## PROBLEM REQUIREMENTS
In the data that follows, count every line holding the string "Output" and give the count alone.

## RECORDED INFORMATION
* START *

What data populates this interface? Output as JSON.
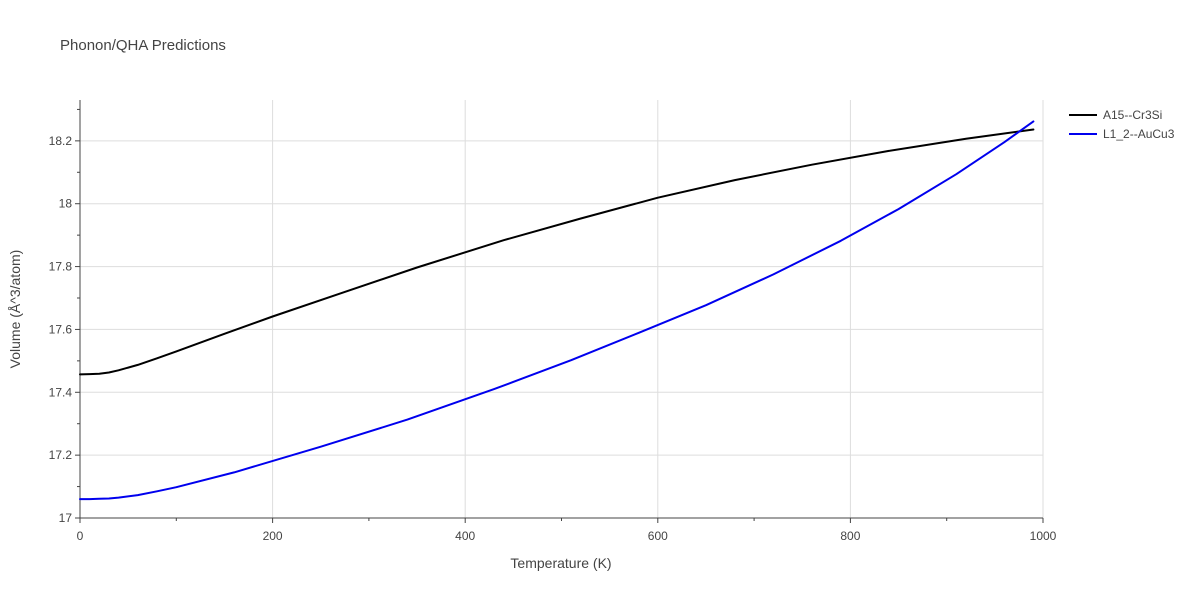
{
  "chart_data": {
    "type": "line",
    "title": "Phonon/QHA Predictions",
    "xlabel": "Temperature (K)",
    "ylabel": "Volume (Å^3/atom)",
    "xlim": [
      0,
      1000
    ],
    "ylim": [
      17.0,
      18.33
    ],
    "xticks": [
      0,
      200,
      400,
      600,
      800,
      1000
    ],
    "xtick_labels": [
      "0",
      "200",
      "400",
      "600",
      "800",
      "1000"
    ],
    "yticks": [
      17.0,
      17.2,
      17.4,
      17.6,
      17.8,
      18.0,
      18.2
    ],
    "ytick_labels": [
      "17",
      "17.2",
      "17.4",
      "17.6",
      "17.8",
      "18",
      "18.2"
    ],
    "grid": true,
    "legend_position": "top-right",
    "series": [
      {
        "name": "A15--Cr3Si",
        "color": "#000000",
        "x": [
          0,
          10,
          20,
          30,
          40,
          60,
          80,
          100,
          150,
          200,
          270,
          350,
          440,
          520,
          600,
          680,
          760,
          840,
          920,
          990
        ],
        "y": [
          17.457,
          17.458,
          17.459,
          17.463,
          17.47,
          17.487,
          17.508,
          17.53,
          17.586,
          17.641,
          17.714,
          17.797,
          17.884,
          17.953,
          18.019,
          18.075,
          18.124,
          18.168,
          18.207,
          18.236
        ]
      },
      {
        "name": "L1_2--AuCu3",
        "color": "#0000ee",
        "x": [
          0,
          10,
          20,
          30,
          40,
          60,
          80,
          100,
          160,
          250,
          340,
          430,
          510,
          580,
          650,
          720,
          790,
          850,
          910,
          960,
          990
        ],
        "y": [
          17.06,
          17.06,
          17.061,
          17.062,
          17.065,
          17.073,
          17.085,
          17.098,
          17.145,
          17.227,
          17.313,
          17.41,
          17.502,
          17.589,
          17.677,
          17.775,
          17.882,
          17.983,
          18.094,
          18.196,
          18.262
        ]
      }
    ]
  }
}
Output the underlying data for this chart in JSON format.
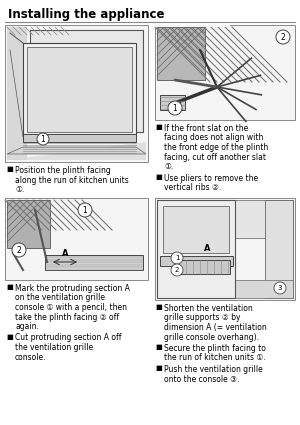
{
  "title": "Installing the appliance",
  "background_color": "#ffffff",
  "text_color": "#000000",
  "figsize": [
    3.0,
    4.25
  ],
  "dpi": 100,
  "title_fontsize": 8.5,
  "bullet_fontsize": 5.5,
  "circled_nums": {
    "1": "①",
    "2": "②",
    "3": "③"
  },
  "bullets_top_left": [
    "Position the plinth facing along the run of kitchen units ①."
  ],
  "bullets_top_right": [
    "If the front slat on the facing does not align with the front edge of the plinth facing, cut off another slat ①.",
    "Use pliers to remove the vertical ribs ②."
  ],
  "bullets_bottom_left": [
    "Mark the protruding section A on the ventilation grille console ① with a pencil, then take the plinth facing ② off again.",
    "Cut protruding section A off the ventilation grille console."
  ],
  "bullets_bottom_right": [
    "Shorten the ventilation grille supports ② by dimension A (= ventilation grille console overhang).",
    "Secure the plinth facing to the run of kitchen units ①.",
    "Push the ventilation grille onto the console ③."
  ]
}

* END *
* START *

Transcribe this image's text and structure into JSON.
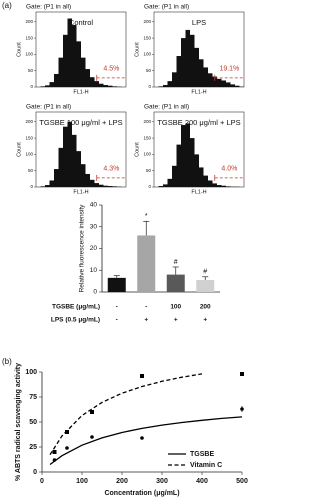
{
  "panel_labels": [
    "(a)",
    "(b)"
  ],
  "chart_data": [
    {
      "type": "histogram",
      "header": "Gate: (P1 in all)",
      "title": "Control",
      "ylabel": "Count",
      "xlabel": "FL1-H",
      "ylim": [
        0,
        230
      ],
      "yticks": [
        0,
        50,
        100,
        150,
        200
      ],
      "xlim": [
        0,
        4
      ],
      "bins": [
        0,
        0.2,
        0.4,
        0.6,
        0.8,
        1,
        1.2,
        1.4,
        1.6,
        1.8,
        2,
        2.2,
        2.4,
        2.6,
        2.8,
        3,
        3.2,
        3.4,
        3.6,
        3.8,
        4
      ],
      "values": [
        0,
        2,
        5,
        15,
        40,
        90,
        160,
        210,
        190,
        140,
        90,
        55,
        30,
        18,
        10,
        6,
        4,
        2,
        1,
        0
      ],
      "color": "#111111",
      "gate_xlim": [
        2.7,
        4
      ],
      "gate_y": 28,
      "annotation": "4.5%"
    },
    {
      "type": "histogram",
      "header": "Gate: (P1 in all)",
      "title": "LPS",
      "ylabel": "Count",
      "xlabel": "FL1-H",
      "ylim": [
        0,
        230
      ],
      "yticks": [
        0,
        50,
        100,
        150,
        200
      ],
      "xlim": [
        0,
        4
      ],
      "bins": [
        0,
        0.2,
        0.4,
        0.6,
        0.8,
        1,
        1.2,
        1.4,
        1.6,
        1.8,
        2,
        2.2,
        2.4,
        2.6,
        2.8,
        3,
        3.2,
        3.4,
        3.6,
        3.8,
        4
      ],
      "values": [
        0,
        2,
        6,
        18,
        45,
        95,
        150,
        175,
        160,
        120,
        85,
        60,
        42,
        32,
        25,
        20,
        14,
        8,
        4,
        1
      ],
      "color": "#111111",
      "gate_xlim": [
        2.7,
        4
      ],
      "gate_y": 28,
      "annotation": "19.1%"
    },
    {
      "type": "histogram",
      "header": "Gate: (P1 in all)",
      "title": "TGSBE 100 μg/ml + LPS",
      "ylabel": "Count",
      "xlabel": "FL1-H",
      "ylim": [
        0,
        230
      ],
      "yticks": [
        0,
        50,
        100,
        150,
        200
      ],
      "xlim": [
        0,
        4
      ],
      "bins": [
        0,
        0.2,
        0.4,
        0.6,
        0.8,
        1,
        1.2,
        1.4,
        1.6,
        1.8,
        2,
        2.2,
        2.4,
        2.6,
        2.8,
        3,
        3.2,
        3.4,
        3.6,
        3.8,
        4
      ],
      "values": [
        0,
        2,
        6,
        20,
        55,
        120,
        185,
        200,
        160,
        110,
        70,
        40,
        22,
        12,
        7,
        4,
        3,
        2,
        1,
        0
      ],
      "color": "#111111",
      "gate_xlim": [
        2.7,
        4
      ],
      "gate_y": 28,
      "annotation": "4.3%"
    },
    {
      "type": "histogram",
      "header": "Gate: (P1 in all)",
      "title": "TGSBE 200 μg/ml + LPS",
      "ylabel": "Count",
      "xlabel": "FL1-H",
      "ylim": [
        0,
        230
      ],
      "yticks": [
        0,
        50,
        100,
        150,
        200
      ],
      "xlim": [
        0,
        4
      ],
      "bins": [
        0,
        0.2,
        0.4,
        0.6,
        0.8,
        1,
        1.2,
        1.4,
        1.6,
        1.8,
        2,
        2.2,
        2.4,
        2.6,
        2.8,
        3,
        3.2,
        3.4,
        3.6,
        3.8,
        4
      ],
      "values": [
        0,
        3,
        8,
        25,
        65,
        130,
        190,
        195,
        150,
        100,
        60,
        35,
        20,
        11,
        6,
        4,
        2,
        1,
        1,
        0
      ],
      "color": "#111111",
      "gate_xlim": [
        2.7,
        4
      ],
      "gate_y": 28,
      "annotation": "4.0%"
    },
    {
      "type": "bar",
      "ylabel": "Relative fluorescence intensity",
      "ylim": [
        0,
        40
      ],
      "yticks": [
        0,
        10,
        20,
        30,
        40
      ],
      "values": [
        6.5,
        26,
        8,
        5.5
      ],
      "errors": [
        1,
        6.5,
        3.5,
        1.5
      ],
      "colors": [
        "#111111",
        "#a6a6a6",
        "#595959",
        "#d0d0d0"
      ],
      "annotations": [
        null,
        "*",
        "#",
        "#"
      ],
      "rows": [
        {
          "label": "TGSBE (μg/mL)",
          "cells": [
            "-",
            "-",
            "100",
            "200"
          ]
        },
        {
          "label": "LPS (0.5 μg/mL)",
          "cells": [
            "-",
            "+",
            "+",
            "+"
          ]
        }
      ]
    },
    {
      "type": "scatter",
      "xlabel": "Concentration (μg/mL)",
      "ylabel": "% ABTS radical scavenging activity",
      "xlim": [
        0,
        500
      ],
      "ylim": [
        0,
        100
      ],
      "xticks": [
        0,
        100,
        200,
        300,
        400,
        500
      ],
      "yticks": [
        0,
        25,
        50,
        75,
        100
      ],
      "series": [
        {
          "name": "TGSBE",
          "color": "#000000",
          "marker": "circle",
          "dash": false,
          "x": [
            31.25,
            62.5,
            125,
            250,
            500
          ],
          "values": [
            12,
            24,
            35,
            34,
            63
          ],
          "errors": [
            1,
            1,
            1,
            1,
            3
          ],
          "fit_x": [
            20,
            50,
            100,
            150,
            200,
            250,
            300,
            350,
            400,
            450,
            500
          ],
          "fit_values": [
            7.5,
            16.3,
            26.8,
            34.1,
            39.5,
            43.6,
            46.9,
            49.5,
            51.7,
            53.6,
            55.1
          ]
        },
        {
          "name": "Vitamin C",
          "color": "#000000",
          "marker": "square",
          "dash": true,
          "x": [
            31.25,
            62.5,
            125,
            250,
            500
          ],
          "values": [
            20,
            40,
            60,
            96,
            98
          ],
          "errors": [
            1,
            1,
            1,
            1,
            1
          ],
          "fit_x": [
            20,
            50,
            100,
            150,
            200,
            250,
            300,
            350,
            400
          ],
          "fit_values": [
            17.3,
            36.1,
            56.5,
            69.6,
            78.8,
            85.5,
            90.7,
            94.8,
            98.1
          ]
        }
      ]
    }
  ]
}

* END *

## RESULT OF THE TASK
2